--- start SOURCE ---
The relationship between ETc and temperature is generally positive. In the HadGEM2-ES model for wheat, a strong correlation was observed in Tekirdağ (0.71), while moderate to strong correlations were observed in Kırklareli and Edirne (0.67–0.68). In the MPI-ESM-MR model, the correlation remains strong in Tekirdağ (0.74) and moderate in the other two provinces (0.53–0.55). Similar trends were observed for canola, with the highest correlation values (0.71–0.77) in both models in Tekirdağ. These results support that the increase in temperature accelerates evaporation and transpiration processes, thereby increasing the water requirement of plants.

The relationship between IWR and temperature was found to be weaker than that between ETo and ETc. In the HadGEM2-ES model, the correlations for wheat were moderate in Tekirdağ (0.44) and moderate to strong in Kırklareli and Edirne (0.59–0.61). In the MPI-ESM-MR model, these correlations were lower and weak in Kırklareli and Edirne (0.21–0.32). A similar trend was observed for canola, with Kırklareli showing the highest correlation according to the HadGEM2-ES model (0.51), while the effect of temperature changes on IWR was found to be very low in Tekirdağ (0.32). Generally, the correlation between IWR and temperature was lower in the MPI-ESM-MR model, indicating that irrigation demand is not only dependent on temperature but also influenced by other factors such as rainfall regimes, soil properties, and agricultural practices.
--- end SOURCE ---
--- start DATA EXCERPTS ---
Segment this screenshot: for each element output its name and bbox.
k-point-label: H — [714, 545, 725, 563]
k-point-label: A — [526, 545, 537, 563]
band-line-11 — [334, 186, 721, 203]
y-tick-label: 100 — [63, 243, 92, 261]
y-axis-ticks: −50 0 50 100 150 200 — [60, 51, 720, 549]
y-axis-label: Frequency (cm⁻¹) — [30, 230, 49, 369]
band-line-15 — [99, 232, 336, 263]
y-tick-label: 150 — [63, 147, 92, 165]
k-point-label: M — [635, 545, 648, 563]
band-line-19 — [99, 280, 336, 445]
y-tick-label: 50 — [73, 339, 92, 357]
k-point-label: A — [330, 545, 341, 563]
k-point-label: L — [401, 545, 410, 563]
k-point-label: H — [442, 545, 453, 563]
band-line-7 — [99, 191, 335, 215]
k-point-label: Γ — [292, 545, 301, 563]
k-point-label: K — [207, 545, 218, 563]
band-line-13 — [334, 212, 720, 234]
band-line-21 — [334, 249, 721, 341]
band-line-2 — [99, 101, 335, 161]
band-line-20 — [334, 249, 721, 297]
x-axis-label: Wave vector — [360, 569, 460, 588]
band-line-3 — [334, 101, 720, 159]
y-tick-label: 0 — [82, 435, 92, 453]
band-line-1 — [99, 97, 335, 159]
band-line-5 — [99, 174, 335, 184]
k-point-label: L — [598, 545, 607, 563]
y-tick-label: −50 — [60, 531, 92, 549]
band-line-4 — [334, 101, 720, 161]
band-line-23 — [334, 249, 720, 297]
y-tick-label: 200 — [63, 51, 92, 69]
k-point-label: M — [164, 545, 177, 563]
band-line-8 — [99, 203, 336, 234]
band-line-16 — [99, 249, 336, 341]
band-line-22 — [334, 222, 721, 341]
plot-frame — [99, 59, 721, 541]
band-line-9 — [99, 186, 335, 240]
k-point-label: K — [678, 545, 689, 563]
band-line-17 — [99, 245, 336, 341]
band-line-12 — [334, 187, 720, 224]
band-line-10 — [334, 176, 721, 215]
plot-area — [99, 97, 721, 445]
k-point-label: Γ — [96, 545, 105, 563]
--- end DATA EXCERPTS ---
CHALLENGES:
1. In the passage on crop water use and temperature, what correlation between ETc and temperature did the MPI-ESM-MR model give for wheat in Tekirdağ?
2. Besides temperature, what factors does the passage on crop water use and temperature say influence irrigation demand? List every one.
The listing isn't needed for any of this.

RESULTS IN ORDER:
1. 0.74

2. Rainfall regimes, soil properties, and agricultural practices.